◆ **What you are asked to do**
Bring together all lines of the material below that contain the string "newborn".

◆ **Given records**
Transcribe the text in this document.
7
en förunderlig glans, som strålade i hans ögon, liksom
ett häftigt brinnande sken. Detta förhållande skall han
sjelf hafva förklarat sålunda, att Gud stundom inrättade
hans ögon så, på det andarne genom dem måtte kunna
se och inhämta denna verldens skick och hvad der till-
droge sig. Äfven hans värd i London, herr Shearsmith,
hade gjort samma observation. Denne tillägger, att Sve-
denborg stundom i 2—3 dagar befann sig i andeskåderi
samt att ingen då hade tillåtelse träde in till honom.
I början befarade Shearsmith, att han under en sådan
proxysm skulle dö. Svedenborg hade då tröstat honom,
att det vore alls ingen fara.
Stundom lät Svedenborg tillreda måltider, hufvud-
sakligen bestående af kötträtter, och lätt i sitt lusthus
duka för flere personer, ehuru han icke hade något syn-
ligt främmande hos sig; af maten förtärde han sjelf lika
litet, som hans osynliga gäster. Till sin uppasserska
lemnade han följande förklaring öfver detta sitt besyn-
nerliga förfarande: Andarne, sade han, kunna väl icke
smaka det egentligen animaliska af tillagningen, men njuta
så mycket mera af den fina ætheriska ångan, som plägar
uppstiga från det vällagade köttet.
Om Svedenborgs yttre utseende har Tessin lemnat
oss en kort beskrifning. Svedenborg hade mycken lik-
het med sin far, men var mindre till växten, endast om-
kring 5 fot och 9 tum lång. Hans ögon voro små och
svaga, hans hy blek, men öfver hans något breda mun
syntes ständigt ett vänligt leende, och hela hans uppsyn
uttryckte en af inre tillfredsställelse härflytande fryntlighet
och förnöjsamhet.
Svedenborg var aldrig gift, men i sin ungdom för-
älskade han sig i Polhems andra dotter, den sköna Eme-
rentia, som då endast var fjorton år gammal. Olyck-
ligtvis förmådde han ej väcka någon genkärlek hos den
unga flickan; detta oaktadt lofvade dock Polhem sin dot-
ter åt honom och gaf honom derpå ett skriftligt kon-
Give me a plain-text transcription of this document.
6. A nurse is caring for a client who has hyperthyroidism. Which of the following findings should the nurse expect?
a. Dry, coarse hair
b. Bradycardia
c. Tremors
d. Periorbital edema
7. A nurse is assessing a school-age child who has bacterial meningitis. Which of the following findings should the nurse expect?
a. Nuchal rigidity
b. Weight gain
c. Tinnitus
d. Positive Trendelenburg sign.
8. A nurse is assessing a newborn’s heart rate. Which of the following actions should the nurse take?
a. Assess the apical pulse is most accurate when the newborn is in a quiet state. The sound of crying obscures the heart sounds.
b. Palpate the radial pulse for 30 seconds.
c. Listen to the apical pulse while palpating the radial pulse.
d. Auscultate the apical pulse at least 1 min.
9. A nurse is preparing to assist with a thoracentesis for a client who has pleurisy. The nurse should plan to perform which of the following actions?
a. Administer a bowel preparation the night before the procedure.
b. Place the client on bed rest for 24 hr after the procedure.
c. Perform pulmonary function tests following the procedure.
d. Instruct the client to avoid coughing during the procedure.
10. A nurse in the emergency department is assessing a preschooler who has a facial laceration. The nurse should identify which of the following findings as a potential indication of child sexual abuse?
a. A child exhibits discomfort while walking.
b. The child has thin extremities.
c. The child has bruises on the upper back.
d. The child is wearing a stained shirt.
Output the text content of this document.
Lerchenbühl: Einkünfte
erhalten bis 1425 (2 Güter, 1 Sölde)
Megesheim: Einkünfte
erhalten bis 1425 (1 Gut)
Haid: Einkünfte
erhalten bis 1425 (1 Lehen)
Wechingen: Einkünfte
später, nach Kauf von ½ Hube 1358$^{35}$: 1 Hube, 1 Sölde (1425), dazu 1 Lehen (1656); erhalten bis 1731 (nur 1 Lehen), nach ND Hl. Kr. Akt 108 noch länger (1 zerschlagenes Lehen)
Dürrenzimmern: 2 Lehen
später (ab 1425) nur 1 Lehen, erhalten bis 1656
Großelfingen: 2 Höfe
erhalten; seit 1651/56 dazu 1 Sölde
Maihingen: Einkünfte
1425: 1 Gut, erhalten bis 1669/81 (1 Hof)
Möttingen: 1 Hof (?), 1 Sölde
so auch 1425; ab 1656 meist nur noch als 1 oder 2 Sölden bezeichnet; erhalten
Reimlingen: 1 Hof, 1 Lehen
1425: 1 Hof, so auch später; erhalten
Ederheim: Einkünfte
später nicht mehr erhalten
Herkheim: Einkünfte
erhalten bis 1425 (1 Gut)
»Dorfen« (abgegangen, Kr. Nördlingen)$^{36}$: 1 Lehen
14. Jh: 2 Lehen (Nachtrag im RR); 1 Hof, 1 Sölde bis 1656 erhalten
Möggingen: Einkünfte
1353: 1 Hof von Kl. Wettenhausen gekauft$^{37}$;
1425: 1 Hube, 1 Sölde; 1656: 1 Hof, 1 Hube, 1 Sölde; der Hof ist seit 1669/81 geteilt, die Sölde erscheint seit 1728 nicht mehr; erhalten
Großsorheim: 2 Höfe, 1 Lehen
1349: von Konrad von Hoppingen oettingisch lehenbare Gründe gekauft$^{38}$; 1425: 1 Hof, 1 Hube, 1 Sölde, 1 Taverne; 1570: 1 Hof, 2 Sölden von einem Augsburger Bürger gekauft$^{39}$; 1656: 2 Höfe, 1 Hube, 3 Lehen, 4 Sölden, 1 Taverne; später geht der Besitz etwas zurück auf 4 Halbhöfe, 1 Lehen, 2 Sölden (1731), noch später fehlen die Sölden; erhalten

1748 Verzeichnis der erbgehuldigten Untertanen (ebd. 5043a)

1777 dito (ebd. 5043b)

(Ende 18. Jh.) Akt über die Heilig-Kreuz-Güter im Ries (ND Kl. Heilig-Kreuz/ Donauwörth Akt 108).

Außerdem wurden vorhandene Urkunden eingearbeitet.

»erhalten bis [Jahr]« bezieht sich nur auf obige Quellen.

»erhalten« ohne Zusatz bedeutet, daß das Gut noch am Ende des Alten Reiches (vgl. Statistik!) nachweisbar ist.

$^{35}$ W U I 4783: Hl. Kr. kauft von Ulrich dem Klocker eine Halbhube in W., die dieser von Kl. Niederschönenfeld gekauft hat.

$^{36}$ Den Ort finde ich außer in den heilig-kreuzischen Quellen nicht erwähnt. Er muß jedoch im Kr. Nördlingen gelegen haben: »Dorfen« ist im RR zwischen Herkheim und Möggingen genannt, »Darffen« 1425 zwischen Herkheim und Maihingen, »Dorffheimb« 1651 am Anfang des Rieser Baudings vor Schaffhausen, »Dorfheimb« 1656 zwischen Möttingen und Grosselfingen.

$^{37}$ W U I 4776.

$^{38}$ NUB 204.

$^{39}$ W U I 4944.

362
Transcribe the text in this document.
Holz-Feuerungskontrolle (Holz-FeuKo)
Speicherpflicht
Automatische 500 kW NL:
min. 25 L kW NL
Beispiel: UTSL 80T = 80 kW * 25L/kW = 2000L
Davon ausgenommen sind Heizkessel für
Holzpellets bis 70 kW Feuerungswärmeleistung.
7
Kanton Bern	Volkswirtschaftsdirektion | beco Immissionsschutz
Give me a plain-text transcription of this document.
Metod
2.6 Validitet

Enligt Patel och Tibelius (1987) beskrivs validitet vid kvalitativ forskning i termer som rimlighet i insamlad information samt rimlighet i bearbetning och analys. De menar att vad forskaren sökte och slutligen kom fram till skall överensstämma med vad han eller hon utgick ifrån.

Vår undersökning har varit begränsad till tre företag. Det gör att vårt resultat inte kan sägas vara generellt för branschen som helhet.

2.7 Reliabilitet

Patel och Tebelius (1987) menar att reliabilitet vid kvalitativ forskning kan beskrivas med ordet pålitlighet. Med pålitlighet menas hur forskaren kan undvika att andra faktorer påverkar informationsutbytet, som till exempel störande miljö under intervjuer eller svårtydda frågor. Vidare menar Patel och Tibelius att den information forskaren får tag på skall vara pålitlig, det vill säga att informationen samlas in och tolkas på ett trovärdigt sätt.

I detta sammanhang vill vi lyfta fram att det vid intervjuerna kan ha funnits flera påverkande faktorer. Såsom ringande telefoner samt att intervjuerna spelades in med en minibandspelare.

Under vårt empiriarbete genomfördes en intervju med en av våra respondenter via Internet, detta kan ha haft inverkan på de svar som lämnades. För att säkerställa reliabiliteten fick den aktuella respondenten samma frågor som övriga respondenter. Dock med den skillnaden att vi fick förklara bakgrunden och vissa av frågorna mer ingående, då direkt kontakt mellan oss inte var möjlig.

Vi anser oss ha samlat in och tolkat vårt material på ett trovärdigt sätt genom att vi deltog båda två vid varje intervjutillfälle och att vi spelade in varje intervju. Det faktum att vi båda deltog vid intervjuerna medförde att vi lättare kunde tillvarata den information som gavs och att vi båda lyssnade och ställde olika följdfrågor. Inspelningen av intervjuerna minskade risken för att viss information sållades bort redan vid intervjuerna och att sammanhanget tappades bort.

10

◆ **Answer below**
8. A nurse is assessing a newborn’s heart rate. Which of the following actions should the nurse take?
a. Assess the apical pulse is most accurate when the newborn is in a quiet state. The sound of crying obscures the heart sounds.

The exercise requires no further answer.